*Task goal*
Repeat the material exactly, leaving nothing out.

*Records supplied*
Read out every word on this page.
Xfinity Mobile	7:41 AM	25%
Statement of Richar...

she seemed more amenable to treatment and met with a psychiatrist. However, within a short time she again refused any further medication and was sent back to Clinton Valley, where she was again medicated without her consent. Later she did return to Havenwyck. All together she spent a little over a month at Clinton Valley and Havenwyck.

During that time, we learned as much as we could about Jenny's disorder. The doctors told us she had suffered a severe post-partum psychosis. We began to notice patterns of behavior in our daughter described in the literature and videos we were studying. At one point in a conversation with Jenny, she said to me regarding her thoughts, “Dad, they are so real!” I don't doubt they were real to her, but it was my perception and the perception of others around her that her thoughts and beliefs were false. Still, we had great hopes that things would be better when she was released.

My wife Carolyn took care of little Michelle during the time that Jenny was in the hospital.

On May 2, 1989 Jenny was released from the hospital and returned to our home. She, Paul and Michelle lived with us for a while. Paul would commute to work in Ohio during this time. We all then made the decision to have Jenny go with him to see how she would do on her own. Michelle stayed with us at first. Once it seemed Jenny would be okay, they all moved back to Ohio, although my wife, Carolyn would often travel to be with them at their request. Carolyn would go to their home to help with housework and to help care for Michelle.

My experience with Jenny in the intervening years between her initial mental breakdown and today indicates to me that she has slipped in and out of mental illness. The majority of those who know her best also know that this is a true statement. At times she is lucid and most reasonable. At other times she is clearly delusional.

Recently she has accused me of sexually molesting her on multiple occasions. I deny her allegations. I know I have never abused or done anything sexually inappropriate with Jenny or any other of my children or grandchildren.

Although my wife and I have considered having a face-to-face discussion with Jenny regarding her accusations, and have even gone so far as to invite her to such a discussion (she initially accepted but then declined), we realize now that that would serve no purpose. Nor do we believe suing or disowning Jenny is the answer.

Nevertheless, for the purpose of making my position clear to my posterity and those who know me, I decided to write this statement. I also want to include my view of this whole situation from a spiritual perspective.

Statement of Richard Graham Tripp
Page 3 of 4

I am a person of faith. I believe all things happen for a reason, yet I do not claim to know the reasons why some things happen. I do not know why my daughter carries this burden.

*Output for this task*
Read out every word on this page.
Xfinity Mobile	7:41 AM	25%
Statement of Richar...

she seemed more amenable to treatment and met with a psychiatrist. However, within a short time she again refused any further medication and was sent back to Clinton Valley, where she was again medicated without her consent. Later she did return to Havenwyck. All together she spent a little over a month at Clinton Valley and Havenwyck.

During that time, we learned as much as we could about Jenny's disorder. The doctors told us she had suffered a severe post-partum psychosis. We began to notice patterns of behavior in our daughter described in the literature and videos we were studying. At one point in a conversation with Jenny, she said to me regarding her thoughts, “Dad, they are so real!” I don't doubt they were real to her, but it was my perception and the perception of others around her that her thoughts and beliefs were false. Still, we had great hopes that things would be better when she was released.

My wife Carolyn took care of little Michelle during the time that Jenny was in the hospital.

On May 2, 1989 Jenny was released from the hospital and returned to our home. She, Paul and Michelle lived with us for a while. Paul would commute to work in Ohio during this time. We all then made the decision to have Jenny go with him to see how she would do on her own. Michelle stayed with us at first. Once it seemed Jenny would be okay, they all moved back to Ohio, although my wife, Carolyn would often travel to be with them at their request. Carolyn would go to their home to help with housework and to help care for Michelle.

My experience with Jenny in the intervening years between her initial mental breakdown and today indicates to me that she has slipped in and out of mental illness. The majority of those who know her best also know that this is a true statement. At times she is lucid and most reasonable. At other times she is clearly delusional.

Recently she has accused me of sexually molesting her on multiple occasions. I deny her allegations. I know I have never abused or done anything sexually inappropriate with Jenny or any other of my children or grandchildren.

Although my wife and I have considered having a face-to-face discussion with Jenny regarding her accusations, and have even gone so far as to invite her to such a discussion (she initially accepted but then declined), we realize now that that would serve no purpose. Nor do we believe suing or disowning Jenny is the answer.

Nevertheless, for the purpose of making my position clear to my posterity and those who know me, I decided to write this statement. I also want to include my view of this whole situation from a spiritual perspective.

Statement of Richard Graham Tripp
Page 3 of 4

I am a person of faith. I believe all things happen for a reason, yet I do not claim to know the reasons why some things happen. I do not know why my daughter carries this burden.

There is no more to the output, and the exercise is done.